• _ESTRATTO DELLA PAGINA_
────────────────

Watkins è convinto che manipolare le quantità di questi composti porterà la cannabis nel mainstream. «Con la cannabis sintetica ci sarà molto più controllo sulla regolarità del prodotto, non importa in che stato sarà creato». Questa cannabis sarà la stessa anche sei mesi di distanza. «È un aspetto che elimina molte preoccupazioni e molto del rischio percepito dai consumatori», dice.

Per sviluppare una formula, gli scienziati devono prima dividere la pianta di cannabis nei suoi componenti individuali. A questo punto possono studiare gli effetti di questi componenti, e isolarli. Per capire, per esempio, come sfruttare il terpene che causa la sonnolenza, hanno prima calcolato le quantità necessarie di THC e CBD per ottenere un effetto energetico, poi hanno aggiunto il terpene un po’ alla volta studiando gli effetti. «Il nostro è un processo graduale, andiamo per tentativi finché non troviamo una formula efficace», spiega Watkins.

THC e CBD sono i cannabinoidi più conosciuti, ma una pianta di cannabis contiene dozzine di componenti attivi – il CBN e CNG, per esempio, così come i diversi terpeni. Isolando questi componenti, gli scienziati possono capire meglio il loro funzionamento e come sfruttarli in contesti diversi. «Non si può inventare un prodotto veramente mainstream che non sia capace di ispirare fiducia», dice Jon Cooper, fondatore ed ex CEO di Ebbu, ora vice presidente di Canopy. «Quando abbiamo osservato questa pianta, abbiamo capito che è un caos chimico». Ed è per questo che Cooper e i suoi colleghi hanno deciso di isolare i diversi componenti, così da rimetterli insieme in combinazioni diverse per un’esperienza più regolabile.

────────────────

• _MATERIALE FORNITO_
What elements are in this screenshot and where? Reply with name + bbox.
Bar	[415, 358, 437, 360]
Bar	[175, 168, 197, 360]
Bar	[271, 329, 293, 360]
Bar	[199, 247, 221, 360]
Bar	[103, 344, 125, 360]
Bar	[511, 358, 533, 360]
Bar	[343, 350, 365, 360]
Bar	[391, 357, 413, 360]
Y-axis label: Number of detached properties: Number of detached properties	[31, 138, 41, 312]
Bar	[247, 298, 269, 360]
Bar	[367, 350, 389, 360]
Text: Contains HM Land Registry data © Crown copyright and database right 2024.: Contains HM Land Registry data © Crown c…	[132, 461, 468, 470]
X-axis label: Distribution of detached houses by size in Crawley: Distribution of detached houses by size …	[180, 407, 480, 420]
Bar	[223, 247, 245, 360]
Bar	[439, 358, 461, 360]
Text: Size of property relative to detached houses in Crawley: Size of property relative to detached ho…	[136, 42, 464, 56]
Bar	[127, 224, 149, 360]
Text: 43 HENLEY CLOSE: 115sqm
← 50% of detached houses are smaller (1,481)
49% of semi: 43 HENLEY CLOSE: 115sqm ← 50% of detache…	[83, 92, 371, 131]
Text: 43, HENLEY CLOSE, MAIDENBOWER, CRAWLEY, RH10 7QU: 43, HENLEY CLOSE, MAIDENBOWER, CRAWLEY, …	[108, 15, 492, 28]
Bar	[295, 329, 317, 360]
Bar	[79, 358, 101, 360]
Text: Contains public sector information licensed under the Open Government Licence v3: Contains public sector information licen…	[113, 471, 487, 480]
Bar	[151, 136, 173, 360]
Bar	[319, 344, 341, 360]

────────────────

• _DESCRIZIONE ESERCIZIO_
Prosegui il testo sulla cannabis sintetica partendo dall'ultima frase riportata. I record costituiscono un materiale a parte, distinto dal testo.

• _RISULTATO_
Fondata nel 2013, Ebbu ha costruito uno dei primi laboratori di ricerca per la cannabis. Lì, oltre a inventare nuove combinazioni tra cannabinoidi e terpeni, Ebbu ha fatto un passo avanti fino a “modificare la genetica” della pianta, così da regolare il volume di produzione dei singoli componenti. «Possiamo fare la stessa cosa in tutto il mondo», dice Cooper. «Avevamo due obiettivi: creare il miglior prodotto ricreativo possibile e, allo stesso tempo, inventare una medicina efficace che sia in grado di aiutare centinaia di milioni di persone».

Inoltre, dice, questa medicina alla cannabis ha il valore aggiunto che non sembra affatto una medicina. «Non è meglio bere una tisana, piuttosto che prendere una pillola?», dice Cooper. «Nei prossimi 10 anni i fumatori bruceranno meno del 10% del prodotto consumato sul mercato – la gente non penserà più alla cannabis come a roba da fattoni».

Le equazioni che danno vita alla cannabis “scientifica”, poi, potranno essere brevettate nella piena legalità. Queste aziende di ricerca possono conservarle come segreto industriale, oppure unirsi a una compagnia di coltivazione per creare prodotti specifici derivati dall’erba. Per ottenere un brevetto, l’invenzione dev’essere nuova e non esistente in natura. Una varietà selvatica di cannabis, per esempio, non potrebbe essere brevettata perché la sua genetica non è frutto di una modifica umana. Le varietà inventate in laboratorio o tramite ingegneria genetica, invece, potrebbero esserlo e ottenere un monopolio limitato: queste aziende, in sostanza, diventerebbero le uniche a poter produrre o vendere o mettere in licenza il prodotto.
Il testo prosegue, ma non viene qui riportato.